(Data entries)
--- START ---
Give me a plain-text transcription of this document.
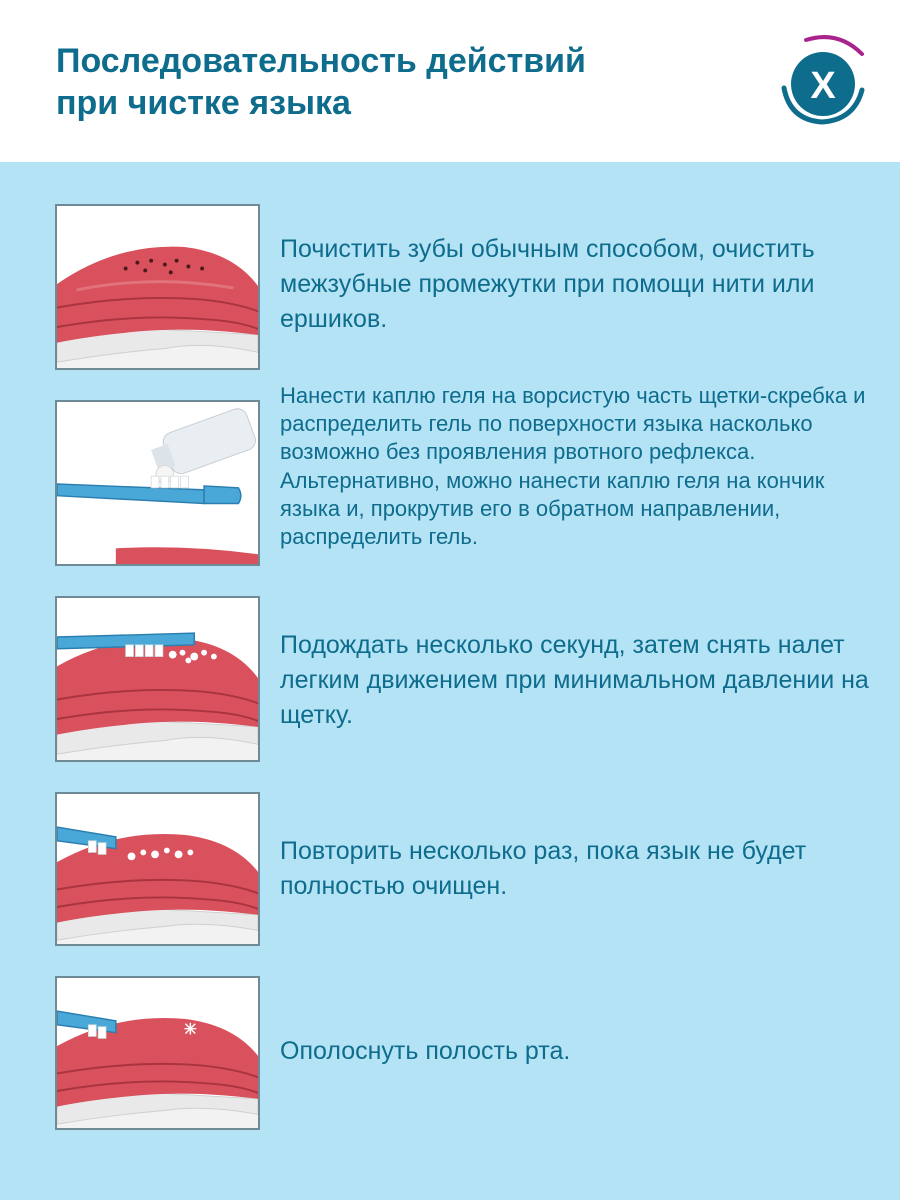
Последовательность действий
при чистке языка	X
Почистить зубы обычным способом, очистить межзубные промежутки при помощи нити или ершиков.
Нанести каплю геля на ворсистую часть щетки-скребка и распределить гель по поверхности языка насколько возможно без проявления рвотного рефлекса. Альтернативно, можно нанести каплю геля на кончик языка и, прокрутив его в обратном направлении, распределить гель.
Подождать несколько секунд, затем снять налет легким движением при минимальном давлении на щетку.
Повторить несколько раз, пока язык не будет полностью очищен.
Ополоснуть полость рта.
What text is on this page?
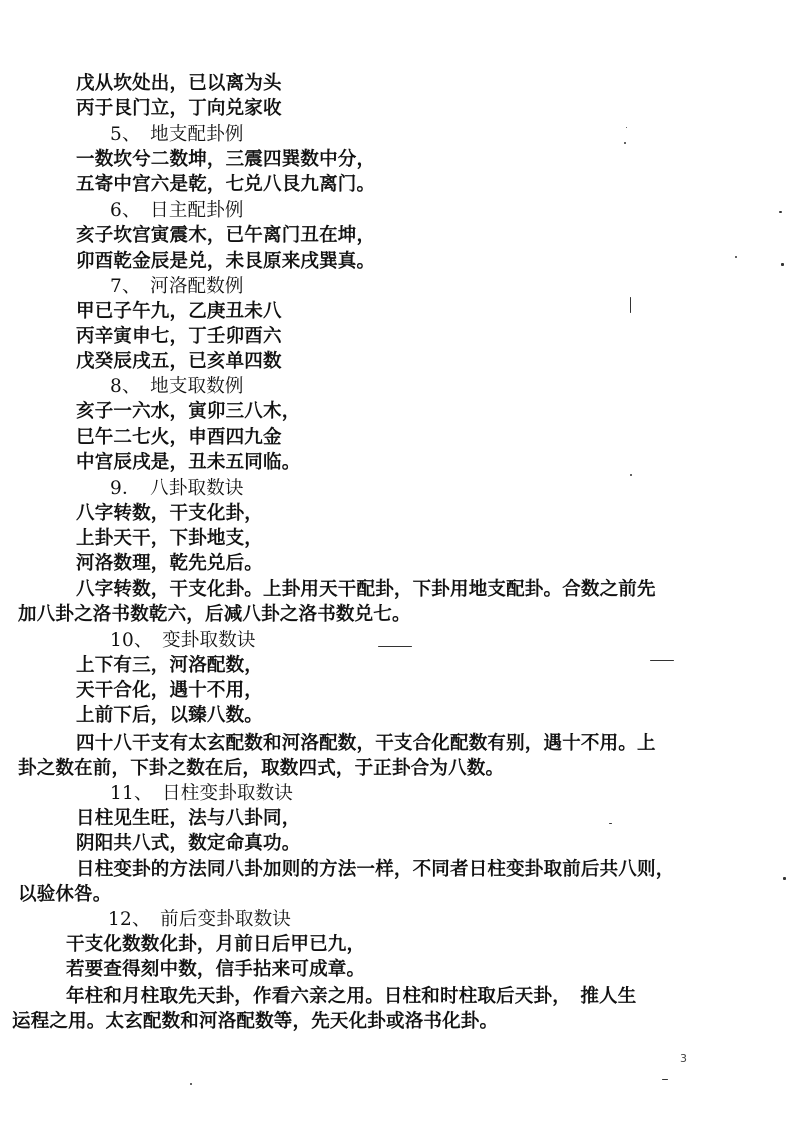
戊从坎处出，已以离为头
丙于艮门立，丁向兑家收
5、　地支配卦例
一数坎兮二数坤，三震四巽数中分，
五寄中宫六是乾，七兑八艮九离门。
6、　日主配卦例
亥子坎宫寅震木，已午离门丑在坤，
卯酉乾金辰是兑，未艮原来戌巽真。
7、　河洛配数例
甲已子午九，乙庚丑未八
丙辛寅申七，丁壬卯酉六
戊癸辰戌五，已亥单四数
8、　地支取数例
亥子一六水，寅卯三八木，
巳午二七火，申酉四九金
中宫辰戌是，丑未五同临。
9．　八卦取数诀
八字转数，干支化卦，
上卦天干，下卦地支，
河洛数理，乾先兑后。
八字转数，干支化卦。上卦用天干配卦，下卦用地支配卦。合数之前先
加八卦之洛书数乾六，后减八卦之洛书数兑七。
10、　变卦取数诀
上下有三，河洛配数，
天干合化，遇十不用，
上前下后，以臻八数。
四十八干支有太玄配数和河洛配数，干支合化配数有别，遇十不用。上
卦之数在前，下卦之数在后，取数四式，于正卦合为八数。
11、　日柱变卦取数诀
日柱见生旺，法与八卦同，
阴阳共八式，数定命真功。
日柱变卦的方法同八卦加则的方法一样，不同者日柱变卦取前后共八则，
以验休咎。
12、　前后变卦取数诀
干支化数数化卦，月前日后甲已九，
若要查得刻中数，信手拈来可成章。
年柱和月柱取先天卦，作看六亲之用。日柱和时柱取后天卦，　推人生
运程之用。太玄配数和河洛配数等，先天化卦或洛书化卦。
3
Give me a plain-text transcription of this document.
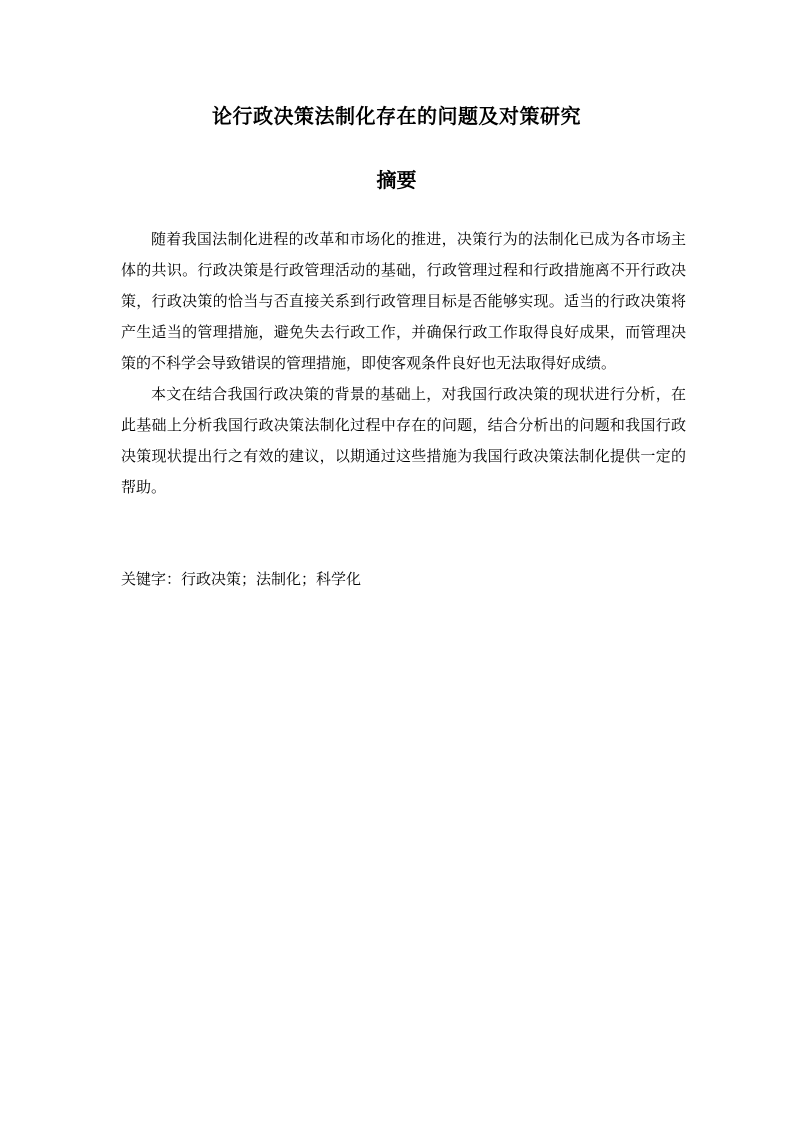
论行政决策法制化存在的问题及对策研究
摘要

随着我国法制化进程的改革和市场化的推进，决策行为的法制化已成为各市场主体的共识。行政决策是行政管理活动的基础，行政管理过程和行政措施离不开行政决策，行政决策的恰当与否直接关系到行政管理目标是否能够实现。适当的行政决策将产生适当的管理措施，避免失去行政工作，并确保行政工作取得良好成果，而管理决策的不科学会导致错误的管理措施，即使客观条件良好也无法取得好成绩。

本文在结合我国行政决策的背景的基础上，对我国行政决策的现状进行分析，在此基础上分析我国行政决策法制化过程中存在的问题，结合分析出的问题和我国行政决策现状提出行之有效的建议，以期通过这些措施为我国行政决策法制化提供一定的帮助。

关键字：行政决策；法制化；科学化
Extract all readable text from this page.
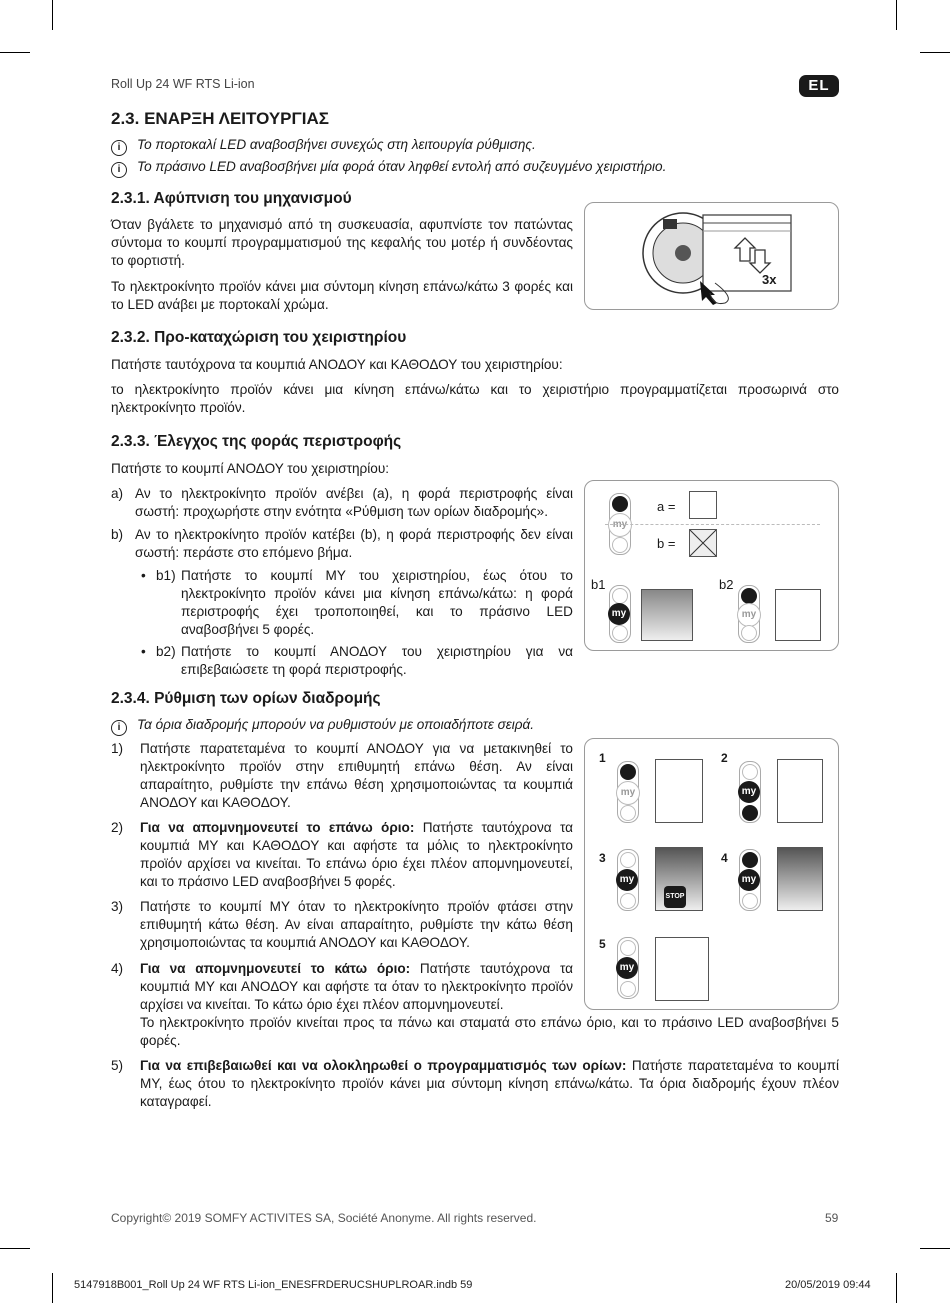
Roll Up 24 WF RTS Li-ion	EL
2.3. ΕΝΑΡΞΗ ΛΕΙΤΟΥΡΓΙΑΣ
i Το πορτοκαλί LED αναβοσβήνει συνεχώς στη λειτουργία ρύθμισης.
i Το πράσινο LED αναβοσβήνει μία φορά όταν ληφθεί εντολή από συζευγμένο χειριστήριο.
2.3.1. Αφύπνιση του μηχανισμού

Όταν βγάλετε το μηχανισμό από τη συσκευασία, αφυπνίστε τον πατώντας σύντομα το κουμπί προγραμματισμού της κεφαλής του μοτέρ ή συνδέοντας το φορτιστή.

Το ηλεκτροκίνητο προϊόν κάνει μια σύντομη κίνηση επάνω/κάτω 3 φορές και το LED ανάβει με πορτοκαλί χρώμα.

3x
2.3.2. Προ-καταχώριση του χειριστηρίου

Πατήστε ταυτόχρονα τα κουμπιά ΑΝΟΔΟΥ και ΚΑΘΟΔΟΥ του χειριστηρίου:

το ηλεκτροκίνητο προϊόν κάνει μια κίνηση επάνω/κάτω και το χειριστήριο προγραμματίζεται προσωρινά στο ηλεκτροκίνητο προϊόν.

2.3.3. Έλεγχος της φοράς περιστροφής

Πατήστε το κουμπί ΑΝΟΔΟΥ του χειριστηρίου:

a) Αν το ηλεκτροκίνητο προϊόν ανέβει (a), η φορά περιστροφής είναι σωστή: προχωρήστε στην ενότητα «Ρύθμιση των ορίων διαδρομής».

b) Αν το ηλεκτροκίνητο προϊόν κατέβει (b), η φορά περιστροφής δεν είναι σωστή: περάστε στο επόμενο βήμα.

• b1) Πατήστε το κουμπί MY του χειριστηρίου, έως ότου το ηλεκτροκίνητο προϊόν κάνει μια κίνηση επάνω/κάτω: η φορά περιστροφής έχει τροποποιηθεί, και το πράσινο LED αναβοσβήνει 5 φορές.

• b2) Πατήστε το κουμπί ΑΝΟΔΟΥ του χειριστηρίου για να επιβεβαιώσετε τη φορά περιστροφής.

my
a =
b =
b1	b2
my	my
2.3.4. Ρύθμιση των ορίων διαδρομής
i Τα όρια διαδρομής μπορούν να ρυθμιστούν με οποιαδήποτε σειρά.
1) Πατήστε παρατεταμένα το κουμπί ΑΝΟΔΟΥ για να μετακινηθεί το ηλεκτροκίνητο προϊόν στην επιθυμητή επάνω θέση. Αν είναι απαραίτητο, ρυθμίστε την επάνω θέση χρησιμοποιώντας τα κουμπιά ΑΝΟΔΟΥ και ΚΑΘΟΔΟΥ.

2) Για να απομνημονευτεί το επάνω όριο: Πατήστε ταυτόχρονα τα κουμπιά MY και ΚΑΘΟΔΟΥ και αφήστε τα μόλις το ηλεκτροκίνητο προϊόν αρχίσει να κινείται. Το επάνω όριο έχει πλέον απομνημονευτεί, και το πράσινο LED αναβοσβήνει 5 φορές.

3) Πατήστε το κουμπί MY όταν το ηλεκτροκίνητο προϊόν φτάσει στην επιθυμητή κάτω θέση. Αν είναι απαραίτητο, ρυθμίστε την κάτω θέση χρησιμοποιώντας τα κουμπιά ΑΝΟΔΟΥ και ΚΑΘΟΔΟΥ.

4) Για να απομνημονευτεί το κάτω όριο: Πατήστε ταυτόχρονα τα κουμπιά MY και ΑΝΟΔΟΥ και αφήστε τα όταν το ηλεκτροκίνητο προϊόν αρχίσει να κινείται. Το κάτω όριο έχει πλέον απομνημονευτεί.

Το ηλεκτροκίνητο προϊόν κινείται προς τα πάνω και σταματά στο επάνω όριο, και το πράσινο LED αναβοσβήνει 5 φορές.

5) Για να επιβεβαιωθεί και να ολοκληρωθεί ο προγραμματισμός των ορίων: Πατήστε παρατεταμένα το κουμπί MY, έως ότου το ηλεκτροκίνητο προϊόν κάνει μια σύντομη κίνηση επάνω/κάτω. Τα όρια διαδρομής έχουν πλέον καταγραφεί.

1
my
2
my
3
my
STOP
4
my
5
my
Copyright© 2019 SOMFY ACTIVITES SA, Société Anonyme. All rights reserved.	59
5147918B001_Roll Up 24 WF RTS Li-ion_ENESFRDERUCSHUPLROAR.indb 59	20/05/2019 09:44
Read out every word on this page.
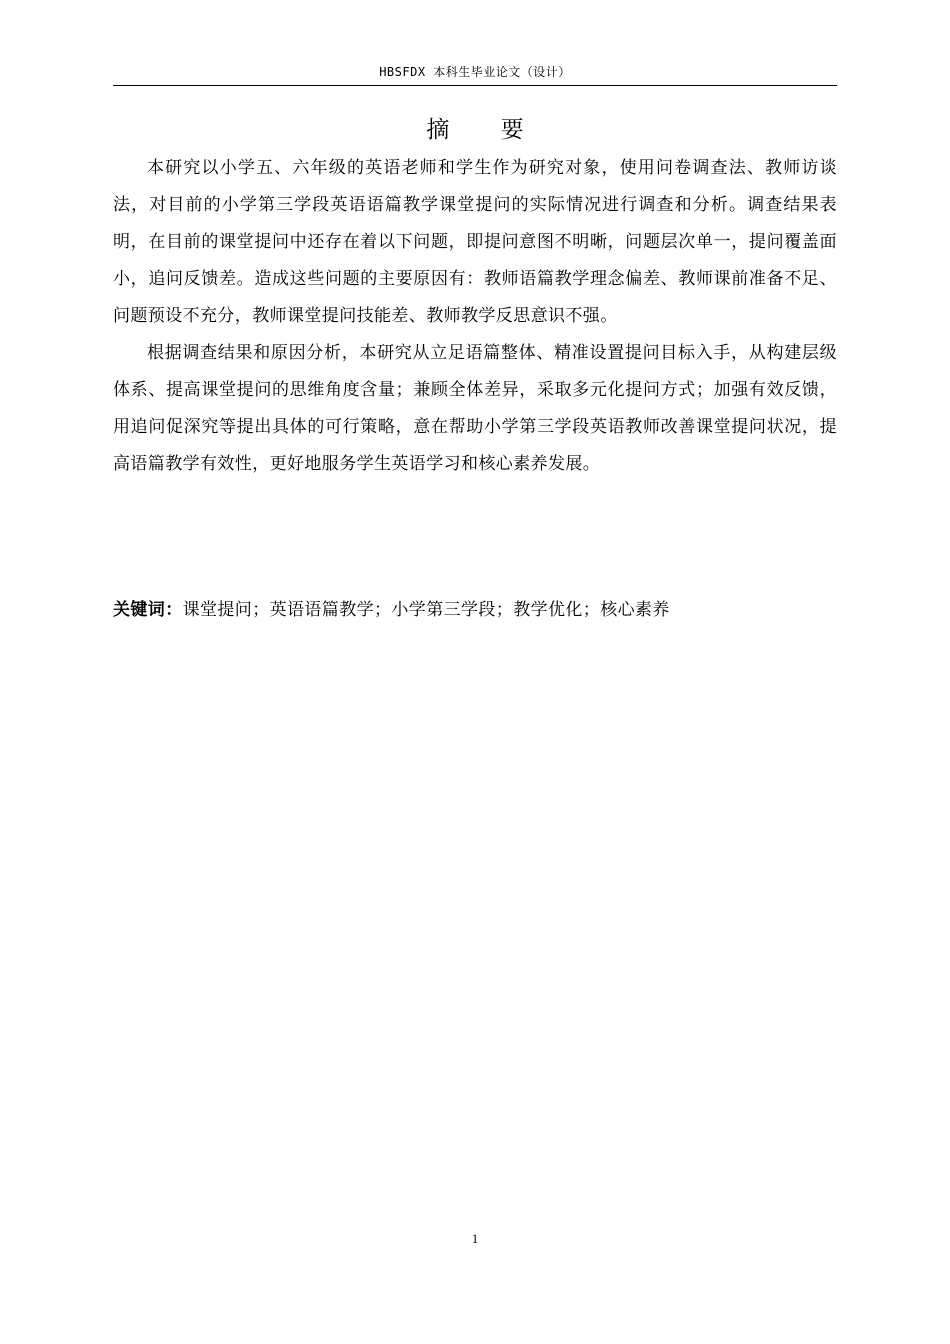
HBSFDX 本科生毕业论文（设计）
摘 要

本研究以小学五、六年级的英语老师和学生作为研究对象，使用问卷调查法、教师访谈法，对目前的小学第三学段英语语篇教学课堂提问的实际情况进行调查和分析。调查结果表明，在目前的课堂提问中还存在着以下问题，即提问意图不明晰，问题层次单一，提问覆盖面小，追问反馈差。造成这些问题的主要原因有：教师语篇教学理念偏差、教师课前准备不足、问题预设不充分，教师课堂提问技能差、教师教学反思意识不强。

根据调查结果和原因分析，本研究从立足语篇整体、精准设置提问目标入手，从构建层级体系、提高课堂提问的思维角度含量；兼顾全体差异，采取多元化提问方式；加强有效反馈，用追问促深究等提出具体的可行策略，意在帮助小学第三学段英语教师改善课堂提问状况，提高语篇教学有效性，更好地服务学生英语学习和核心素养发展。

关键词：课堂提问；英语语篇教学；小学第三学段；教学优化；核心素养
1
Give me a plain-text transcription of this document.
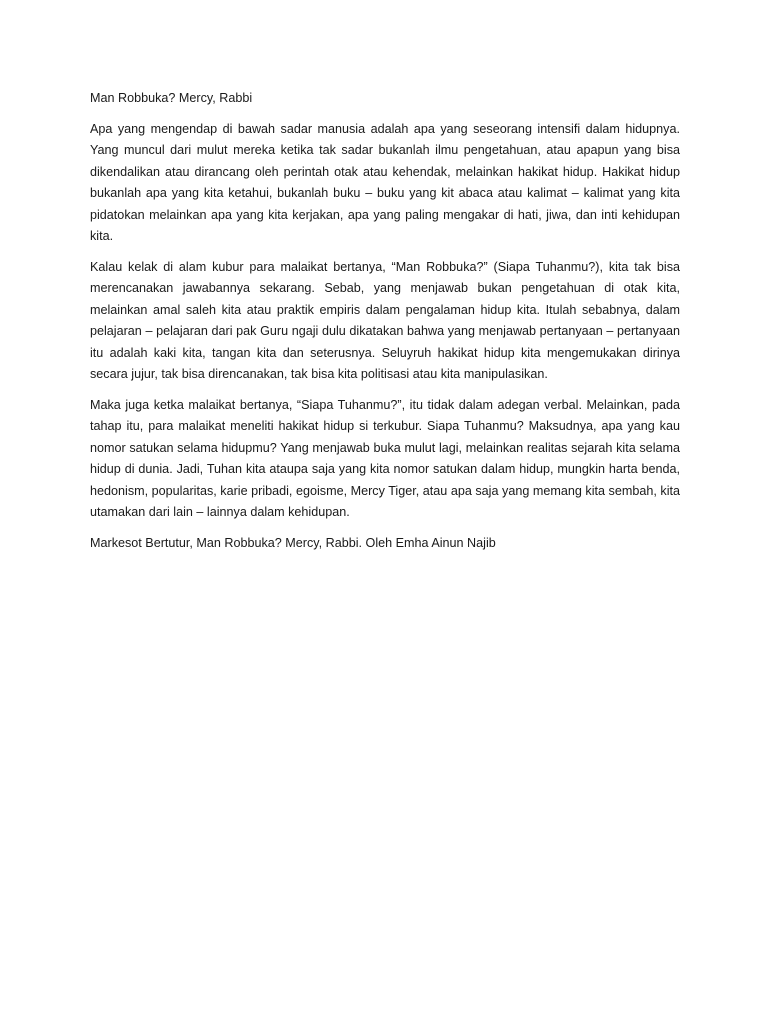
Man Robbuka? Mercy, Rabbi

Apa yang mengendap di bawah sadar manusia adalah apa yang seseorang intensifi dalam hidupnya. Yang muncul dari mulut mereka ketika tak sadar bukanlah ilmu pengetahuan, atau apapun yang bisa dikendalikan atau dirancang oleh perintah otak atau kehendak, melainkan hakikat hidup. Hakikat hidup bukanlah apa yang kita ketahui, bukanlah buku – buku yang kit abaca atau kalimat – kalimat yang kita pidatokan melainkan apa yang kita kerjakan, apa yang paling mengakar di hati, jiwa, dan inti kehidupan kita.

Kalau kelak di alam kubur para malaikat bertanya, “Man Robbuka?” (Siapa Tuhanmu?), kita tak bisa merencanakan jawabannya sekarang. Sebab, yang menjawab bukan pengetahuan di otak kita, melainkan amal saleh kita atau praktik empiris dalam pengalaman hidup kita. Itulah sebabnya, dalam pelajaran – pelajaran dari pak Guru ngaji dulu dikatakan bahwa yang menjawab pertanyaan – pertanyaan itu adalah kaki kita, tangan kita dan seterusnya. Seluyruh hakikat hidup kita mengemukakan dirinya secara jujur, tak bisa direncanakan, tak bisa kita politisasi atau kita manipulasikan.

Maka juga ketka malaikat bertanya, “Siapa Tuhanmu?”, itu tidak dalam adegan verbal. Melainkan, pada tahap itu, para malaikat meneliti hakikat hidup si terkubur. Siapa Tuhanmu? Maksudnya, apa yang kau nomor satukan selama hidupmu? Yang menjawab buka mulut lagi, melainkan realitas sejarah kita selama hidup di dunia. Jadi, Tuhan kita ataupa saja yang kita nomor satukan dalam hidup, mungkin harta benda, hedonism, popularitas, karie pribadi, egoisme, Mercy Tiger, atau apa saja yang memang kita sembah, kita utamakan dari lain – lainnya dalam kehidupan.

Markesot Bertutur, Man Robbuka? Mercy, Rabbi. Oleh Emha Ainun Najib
--- END ---
== TASK OBJECTIVE ==
Go through the material and select each line with the string "χρησιμοποιώντας" in it.

== RESULT FOR THIS EXERCISE ==
1) Πατήστε παρατεταμένα το κουμπί ΑΝΟΔΟΥ για να μετακινηθεί το ηλεκτροκίνητο προϊόν στην επιθυμητή επάνω θέση. Αν είναι απαραίτητο, ρυθμίστε την επάνω θέση χρησιμοποιώντας τα κουμπιά ΑΝΟΔΟΥ και ΚΑΘΟΔΟΥ.
3) Πατήστε το κουμπί MY όταν το ηλεκτροκίνητο προϊόν φτάσει στην επιθυμητή κάτω θέση. Αν είναι απαραίτητο, ρυθμίστε την κάτω θέση χρησιμοποιώντας τα κουμπιά ΑΝΟΔΟΥ και ΚΑΘΟΔΟΥ.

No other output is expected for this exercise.